PROVIDED MATERIAL —
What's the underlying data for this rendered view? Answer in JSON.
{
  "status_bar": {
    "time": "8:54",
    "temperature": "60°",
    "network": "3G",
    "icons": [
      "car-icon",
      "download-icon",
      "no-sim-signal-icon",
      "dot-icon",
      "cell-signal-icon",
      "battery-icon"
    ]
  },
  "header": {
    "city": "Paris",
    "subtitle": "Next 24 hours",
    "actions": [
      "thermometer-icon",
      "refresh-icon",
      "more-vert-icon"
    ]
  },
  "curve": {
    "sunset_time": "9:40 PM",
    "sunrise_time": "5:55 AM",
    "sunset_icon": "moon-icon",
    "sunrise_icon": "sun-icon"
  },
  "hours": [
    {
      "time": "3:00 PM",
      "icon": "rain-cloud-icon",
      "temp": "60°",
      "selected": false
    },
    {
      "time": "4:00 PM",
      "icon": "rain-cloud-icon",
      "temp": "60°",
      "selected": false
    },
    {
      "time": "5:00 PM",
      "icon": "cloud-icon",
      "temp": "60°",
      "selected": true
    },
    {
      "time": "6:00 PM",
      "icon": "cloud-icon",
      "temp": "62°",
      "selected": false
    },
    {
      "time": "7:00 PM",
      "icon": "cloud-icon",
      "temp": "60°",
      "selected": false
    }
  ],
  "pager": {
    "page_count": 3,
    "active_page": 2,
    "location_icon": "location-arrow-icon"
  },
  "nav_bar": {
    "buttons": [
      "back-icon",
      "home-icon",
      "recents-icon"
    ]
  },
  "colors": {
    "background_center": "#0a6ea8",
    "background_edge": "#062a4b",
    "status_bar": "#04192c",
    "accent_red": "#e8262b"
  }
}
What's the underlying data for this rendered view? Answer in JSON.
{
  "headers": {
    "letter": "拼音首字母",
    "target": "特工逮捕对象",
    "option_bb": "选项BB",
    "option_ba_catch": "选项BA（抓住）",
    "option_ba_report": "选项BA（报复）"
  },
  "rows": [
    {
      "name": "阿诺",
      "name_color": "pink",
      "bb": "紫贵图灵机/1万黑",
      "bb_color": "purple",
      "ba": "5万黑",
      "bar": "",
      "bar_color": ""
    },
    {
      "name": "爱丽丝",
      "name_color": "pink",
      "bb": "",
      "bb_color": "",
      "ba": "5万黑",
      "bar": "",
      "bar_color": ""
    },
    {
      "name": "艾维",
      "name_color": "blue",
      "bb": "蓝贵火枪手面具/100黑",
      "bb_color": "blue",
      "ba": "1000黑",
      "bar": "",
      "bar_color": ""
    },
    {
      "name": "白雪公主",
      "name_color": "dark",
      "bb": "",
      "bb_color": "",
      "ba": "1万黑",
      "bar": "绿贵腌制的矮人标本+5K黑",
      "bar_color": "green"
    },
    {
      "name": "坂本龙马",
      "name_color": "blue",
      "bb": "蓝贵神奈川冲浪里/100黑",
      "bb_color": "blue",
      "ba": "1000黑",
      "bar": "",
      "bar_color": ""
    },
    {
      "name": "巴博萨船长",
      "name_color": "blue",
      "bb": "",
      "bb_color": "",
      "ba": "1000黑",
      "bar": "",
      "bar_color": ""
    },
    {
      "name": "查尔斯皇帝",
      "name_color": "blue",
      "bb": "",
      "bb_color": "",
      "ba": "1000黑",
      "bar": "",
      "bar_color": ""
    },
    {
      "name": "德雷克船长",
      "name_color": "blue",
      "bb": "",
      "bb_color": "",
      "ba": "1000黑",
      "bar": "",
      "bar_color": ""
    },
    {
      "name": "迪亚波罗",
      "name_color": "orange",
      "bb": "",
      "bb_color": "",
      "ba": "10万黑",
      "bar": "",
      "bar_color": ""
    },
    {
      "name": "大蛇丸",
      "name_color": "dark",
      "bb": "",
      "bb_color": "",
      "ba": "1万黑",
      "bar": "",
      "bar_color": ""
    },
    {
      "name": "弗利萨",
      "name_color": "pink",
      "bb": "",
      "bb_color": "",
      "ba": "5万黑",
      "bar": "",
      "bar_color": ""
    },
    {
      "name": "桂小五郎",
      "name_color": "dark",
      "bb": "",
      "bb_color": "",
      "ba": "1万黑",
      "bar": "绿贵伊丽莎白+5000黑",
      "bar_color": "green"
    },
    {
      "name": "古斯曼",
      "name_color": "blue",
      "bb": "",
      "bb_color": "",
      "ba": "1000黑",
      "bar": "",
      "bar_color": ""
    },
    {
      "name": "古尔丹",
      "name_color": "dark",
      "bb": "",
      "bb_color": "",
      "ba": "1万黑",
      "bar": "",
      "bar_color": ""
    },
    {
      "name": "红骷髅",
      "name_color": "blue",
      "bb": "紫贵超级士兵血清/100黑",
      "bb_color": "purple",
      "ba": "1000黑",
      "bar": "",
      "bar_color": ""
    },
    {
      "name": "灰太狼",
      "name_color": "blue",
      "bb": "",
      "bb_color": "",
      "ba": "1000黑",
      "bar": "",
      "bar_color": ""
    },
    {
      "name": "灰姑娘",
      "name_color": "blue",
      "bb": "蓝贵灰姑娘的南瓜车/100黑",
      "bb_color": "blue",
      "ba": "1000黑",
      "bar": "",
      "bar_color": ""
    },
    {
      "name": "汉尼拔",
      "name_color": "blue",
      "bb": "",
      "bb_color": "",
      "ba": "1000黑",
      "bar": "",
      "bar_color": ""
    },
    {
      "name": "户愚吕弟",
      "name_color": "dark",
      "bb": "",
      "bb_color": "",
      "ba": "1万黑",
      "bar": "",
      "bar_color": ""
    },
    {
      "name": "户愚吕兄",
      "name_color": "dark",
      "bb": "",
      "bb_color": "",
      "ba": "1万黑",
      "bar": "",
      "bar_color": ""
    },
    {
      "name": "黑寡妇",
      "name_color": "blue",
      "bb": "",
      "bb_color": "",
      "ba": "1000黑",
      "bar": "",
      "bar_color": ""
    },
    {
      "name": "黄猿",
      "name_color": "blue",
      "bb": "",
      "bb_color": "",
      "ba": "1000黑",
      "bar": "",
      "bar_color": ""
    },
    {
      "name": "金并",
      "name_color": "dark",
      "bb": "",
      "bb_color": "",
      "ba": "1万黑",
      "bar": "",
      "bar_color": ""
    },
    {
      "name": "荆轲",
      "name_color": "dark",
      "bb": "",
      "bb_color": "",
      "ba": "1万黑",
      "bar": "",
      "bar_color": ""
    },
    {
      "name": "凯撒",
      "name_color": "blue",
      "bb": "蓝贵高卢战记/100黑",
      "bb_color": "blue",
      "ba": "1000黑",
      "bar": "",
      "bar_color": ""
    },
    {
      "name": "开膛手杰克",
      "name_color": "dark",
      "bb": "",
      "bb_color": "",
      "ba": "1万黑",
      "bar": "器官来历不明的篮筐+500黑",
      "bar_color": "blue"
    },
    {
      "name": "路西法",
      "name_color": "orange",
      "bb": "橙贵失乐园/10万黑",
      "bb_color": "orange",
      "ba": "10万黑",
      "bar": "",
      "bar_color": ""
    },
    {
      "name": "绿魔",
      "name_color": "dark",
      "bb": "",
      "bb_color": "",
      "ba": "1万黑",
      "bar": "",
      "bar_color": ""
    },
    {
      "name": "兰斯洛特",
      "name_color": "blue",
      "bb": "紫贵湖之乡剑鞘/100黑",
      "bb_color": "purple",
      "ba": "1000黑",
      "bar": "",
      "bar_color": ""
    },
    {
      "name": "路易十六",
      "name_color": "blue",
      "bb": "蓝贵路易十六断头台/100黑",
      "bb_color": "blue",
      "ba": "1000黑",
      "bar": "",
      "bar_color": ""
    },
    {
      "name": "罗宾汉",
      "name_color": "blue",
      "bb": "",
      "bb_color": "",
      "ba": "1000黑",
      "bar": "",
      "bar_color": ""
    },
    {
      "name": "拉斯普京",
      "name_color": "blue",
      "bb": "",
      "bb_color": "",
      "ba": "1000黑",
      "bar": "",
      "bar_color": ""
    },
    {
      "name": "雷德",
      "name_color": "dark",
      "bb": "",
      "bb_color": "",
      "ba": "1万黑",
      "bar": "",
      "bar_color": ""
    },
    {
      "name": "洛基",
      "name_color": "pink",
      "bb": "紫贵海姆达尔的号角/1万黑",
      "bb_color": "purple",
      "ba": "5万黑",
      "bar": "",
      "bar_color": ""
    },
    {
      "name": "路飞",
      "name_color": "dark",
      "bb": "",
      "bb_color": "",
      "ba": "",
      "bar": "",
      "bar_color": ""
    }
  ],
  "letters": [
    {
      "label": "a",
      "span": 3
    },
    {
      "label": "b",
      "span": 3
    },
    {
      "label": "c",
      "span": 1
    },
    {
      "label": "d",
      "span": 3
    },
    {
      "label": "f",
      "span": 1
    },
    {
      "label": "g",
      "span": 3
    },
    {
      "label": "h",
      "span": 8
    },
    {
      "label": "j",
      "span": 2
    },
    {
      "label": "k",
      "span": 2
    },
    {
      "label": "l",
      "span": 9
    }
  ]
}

EXERCISE DIRECTIONS —
Gather each line from the listing above that holds "选项BA".

EXERCISE ANSWER —
    "option_ba_catch": "选项BA（抓住）",
    "option_ba_report": "选项BA（报复）"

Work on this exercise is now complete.